Cereal is a particularly fun one because you can fill up a bowl full of whatever you want, Rice Krispies, for example, slice in 1/3rd a banana, add some organic whole milk (you are welcome to the club of whole milk enlightenment with open arms anytime) and you are set.
The mushiness of those that have already drowned in the ocean of rich local cow milk combined with the crunchiness of the doomed survivors still managing to float on top of the milk, their little forms piled one on top of another in a futile effort at salvation.
Then as an added bonus, you’ll almost always have some leftover milk at the bottom of your bowl that you can either gulp down as-is like digestif or you can use to morally justify hauling your fat ass back over to the cupboard to grab the box and top it up for a 2nd round because you don’t want to waste that milk!

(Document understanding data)
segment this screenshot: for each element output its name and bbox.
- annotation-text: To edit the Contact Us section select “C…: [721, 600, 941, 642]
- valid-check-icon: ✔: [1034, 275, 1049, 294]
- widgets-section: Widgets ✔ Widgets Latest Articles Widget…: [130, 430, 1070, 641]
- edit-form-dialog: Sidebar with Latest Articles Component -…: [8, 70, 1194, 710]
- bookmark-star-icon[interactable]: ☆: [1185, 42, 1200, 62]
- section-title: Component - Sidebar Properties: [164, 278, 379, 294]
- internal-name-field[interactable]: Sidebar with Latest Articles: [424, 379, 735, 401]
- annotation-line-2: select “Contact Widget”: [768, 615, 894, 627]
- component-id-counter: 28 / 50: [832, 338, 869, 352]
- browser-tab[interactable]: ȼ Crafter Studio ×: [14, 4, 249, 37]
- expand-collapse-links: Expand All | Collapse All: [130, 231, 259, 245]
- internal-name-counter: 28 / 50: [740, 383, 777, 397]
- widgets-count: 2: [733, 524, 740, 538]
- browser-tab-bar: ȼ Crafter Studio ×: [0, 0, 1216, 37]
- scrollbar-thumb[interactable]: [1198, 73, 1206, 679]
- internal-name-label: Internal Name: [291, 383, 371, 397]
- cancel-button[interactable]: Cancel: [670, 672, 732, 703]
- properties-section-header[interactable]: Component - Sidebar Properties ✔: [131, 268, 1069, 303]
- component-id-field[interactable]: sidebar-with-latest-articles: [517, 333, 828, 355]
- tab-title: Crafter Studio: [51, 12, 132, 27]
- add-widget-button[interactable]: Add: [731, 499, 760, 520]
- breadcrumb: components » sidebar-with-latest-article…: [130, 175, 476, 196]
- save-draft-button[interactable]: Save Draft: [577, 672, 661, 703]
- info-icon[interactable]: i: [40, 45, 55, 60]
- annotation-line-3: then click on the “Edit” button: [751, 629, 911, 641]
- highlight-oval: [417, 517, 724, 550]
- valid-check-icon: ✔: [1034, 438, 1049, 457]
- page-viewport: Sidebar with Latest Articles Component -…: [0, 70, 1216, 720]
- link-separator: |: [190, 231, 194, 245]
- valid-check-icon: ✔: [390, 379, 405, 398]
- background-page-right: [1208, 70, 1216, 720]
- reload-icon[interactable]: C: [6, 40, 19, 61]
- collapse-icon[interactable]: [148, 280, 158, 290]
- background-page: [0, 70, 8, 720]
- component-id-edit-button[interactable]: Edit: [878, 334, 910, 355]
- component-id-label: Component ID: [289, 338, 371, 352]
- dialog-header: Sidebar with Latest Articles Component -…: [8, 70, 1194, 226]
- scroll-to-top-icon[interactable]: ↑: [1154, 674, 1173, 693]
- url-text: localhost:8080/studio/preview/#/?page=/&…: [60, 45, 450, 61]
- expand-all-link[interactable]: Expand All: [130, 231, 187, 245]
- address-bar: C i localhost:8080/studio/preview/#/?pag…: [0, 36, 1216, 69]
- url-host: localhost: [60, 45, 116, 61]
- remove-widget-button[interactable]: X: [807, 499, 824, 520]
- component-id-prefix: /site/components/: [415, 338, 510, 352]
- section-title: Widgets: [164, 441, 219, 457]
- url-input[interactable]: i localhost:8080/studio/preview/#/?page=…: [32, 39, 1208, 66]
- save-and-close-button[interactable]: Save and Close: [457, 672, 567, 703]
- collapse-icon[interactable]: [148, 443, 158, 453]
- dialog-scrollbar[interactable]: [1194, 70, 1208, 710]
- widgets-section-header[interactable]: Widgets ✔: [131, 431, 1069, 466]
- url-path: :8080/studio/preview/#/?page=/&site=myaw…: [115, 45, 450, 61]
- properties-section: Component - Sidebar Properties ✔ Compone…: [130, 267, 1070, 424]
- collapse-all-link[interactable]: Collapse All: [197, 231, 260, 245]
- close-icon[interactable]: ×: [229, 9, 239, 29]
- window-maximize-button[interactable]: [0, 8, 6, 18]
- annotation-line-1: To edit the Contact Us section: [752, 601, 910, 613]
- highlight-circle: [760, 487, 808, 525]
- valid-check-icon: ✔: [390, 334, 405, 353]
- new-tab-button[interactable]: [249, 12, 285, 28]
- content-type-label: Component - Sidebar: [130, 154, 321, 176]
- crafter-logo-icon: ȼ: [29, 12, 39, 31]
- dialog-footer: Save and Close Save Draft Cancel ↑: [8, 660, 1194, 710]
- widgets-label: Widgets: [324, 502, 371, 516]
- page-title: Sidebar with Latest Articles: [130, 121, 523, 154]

### WORK REQUEST 1
Update the cereal passage from "Then as an added" to "waste that milk!", replacing "leftover milk" with "remaining milk".
### WORK REQUEST 2
According to the cereal passage, how much of a banana should be sliced into the bowl?
Rely only on the text when answering.

### RESPONSE AREA 1
Then as an added bonus, you’ll almost always have some remaining milk at the bottom of your bowl that you can either gulp down as-is like digestif or you can use to morally justify hauling your fat ass back over to the cupboard to grab the box and top it up for a 2nd round because you don’t want to waste that milk!

### RESPONSE AREA 2
One-third of a banana.